__MATERIAL PROVIDED__
** Start **
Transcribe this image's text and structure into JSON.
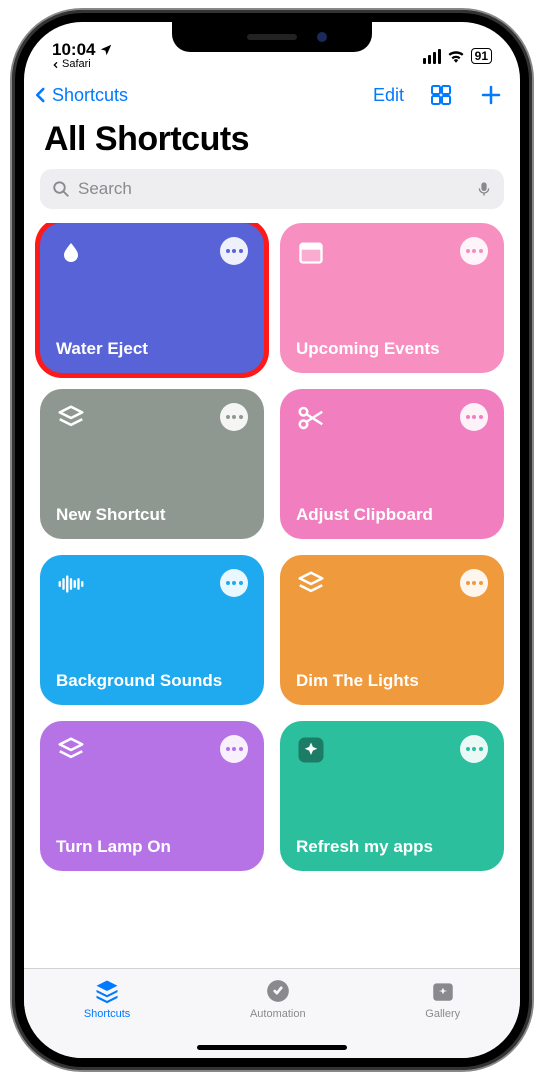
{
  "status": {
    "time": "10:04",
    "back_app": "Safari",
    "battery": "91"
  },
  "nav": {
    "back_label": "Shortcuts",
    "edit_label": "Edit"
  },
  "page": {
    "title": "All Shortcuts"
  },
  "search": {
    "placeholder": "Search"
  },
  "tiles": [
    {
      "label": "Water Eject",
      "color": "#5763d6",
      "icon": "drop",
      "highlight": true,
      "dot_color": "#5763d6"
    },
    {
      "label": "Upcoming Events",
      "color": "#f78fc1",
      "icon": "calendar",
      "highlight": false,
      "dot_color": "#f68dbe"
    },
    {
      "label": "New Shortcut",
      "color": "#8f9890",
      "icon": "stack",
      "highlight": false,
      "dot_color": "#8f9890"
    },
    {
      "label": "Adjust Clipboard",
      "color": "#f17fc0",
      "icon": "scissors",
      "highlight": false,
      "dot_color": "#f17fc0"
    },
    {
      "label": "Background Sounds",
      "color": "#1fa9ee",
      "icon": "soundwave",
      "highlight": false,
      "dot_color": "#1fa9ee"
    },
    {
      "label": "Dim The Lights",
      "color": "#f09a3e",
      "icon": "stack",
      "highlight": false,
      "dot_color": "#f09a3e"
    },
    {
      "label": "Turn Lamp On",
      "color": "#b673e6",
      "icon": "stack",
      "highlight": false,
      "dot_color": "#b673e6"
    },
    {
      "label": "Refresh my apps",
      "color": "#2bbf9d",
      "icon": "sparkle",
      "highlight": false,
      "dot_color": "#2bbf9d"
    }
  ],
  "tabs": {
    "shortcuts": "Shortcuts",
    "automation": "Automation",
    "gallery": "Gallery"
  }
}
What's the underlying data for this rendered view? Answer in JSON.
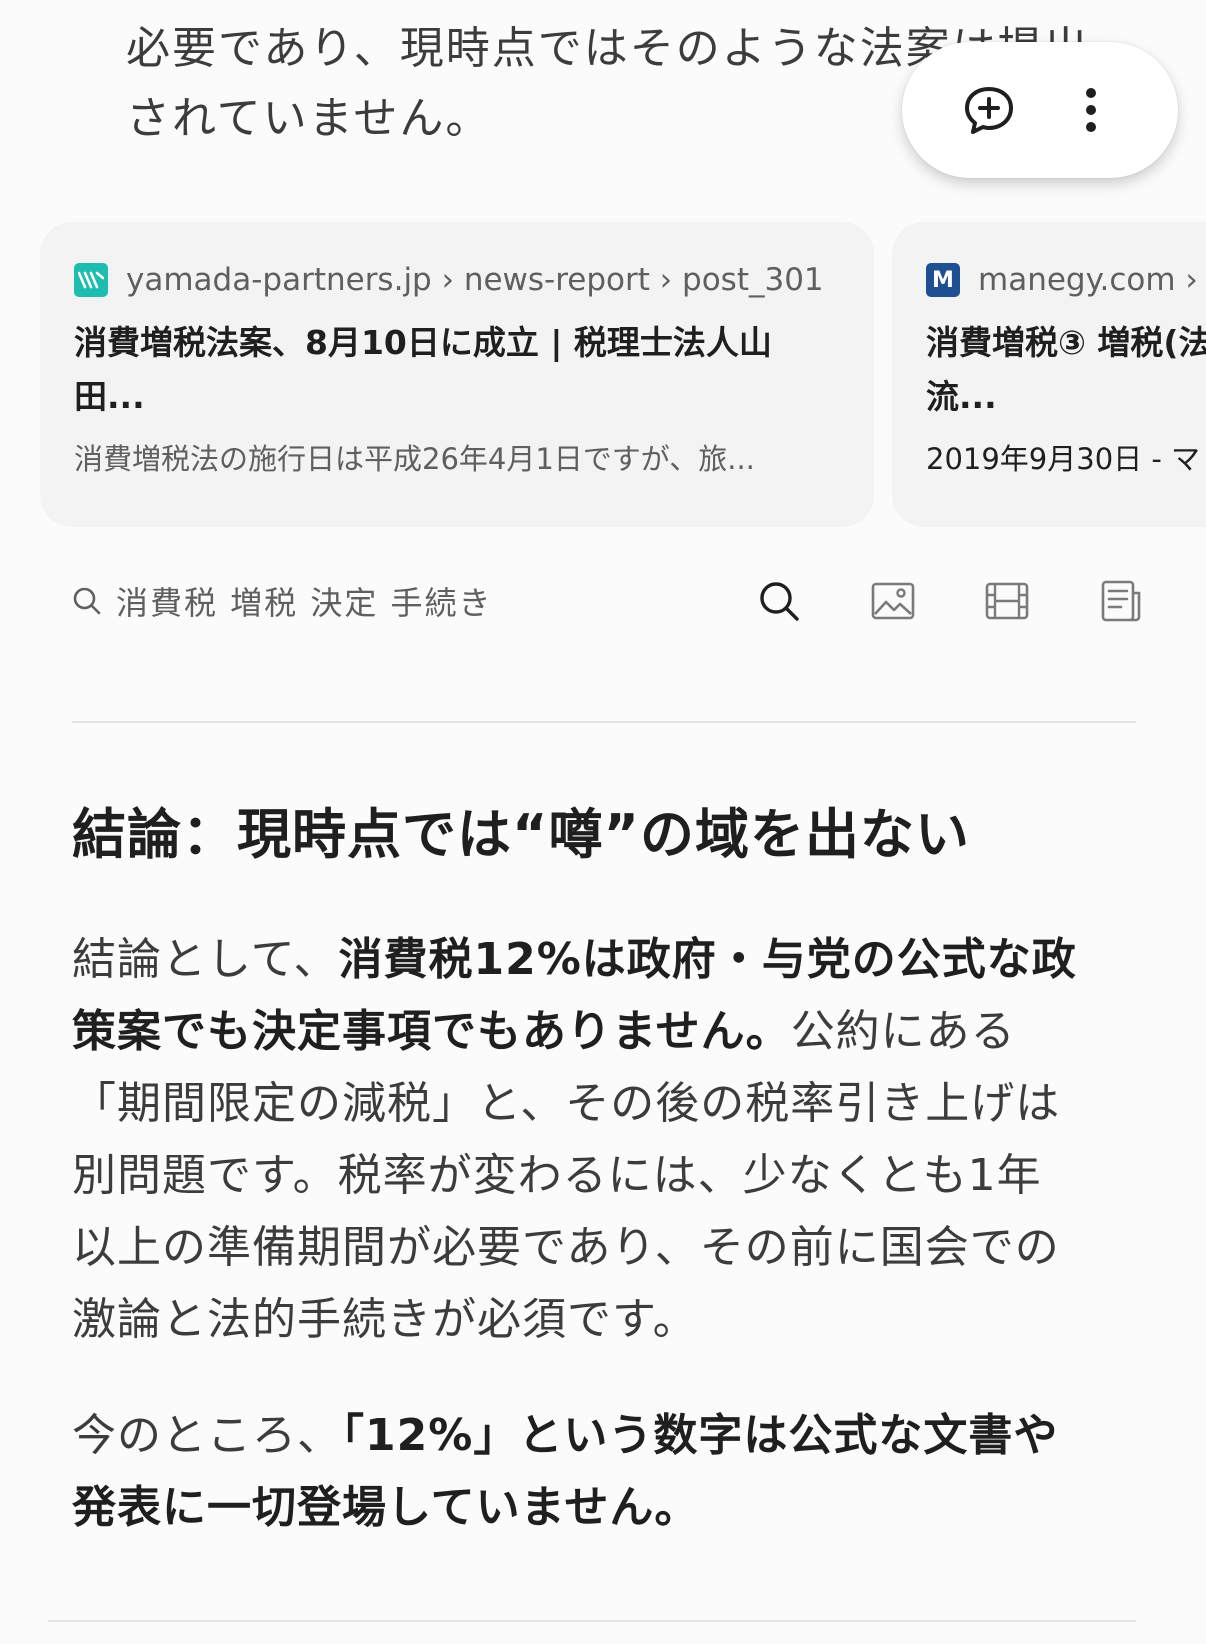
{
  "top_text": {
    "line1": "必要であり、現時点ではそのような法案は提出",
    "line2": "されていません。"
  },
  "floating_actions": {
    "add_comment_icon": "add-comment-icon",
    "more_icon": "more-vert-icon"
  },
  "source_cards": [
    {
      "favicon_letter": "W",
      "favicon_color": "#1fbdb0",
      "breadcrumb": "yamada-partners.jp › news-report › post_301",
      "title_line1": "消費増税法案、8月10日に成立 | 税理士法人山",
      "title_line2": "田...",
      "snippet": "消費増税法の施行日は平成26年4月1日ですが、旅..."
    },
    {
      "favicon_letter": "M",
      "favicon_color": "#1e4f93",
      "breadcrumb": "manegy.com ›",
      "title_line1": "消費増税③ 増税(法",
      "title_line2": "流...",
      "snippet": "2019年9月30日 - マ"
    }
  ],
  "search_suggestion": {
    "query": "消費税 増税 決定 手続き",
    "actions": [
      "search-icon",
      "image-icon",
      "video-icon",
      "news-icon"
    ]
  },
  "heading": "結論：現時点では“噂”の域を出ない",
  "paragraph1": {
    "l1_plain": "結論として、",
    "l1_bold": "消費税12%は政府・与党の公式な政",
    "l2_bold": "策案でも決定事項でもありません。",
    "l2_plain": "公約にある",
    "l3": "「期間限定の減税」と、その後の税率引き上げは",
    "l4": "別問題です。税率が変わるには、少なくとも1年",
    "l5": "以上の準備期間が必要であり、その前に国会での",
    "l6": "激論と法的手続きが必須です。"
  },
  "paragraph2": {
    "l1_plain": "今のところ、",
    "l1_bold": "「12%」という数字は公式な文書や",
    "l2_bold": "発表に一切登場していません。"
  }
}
** End **
__EXERCISE PROMPT__
Transcribe the records word for word and include no pictures.

__TASK RESULT__
Transcribe this image's text and structure into JSON.
{
  "status": {
    "time": "10:04",
    "back_app": "Safari",
    "battery": "91"
  },
  "nav": {
    "back_label": "Shortcuts",
    "edit_label": "Edit"
  },
  "page": {
    "title": "All Shortcuts"
  },
  "search": {
    "placeholder": "Search"
  },
  "tiles": [
    {
      "label": "Water Eject",
      "color": "#5763d6",
      "icon": "drop",
      "highlight": true,
      "dot_color": "#5763d6"
    },
    {
      "label": "Upcoming Events",
      "color": "#f78fc1",
      "icon": "calendar",
      "highlight": false,
      "dot_color": "#f68dbe"
    },
    {
      "label": "New Shortcut",
      "color": "#8f9890",
      "icon": "stack",
      "highlight": false,
      "dot_color": "#8f9890"
    },
    {
      "label": "Adjust Clipboard",
      "color": "#f17fc0",
      "icon": "scissors",
      "highlight": false,
      "dot_color": "#f17fc0"
    },
    {
      "label": "Background Sounds",
      "color": "#1fa9ee",
      "icon": "soundwave",
      "highlight": false,
      "dot_color": "#1fa9ee"
    },
    {
      "label": "Dim The Lights",
      "color": "#f09a3e",
      "icon": "stack",
      "highlight": false,
      "dot_color": "#f09a3e"
    },
    {
      "label": "Turn Lamp On",
      "color": "#b673e6",
      "icon": "stack",
      "highlight": false,
      "dot_color": "#b673e6"
    },
    {
      "label": "Refresh my apps",
      "color": "#2bbf9d",
      "icon": "sparkle",
      "highlight": false,
      "dot_color": "#2bbf9d"
    }
  ],
  "tabs": {
    "shortcuts": "Shortcuts",
    "automation": "Automation",
    "gallery": "Gallery"
  }
}
What's the underlying data for this rendered view? Answer in JSON.
{
  "top_text": {
    "line1": "必要であり、現時点ではそのような法案は提出",
    "line2": "されていません。"
  },
  "floating_actions": {
    "add_comment_icon": "add-comment-icon",
    "more_icon": "more-vert-icon"
  },
  "source_cards": [
    {
      "favicon_letter": "W",
      "favicon_color": "#1fbdb0",
      "breadcrumb": "yamada-partners.jp › news-report › post_301",
      "title_line1": "消費増税法案、8月10日に成立 | 税理士法人山",
      "title_line2": "田...",
      "snippet": "消費増税法の施行日は平成26年4月1日ですが、旅..."
    },
    {
      "favicon_letter": "M",
      "favicon_color": "#1e4f93",
      "breadcrumb": "manegy.com ›",
      "title_line1": "消費増税③ 増税(法",
      "title_line2": "流...",
      "snippet": "2019年9月30日 - マ"
    }
  ],
  "search_suggestion": {
    "query": "消費税 増税 決定 手続き",
    "actions": [
      "search-icon",
      "image-icon",
      "video-icon",
      "news-icon"
    ]
  },
  "heading": "結論：現時点では“噂”の域を出ない",
  "paragraph1": {
    "l1_plain": "結論として、",
    "l1_bold": "消費税12%は政府・与党の公式な政",
    "l2_bold": "策案でも決定事項でもありません。",
    "l2_plain": "公約にある",
    "l3": "「期間限定の減税」と、その後の税率引き上げは",
    "l4": "別問題です。税率が変わるには、少なくとも1年",
    "l5": "以上の準備期間が必要であり、その前に国会での",
    "l6": "激論と法的手続きが必須です。"
  },
  "paragraph2": {
    "l1_plain": "今のところ、",
    "l1_bold": "「12%」という数字は公式な文書や",
    "l2_bold": "発表に一切登場していません。"
  }
}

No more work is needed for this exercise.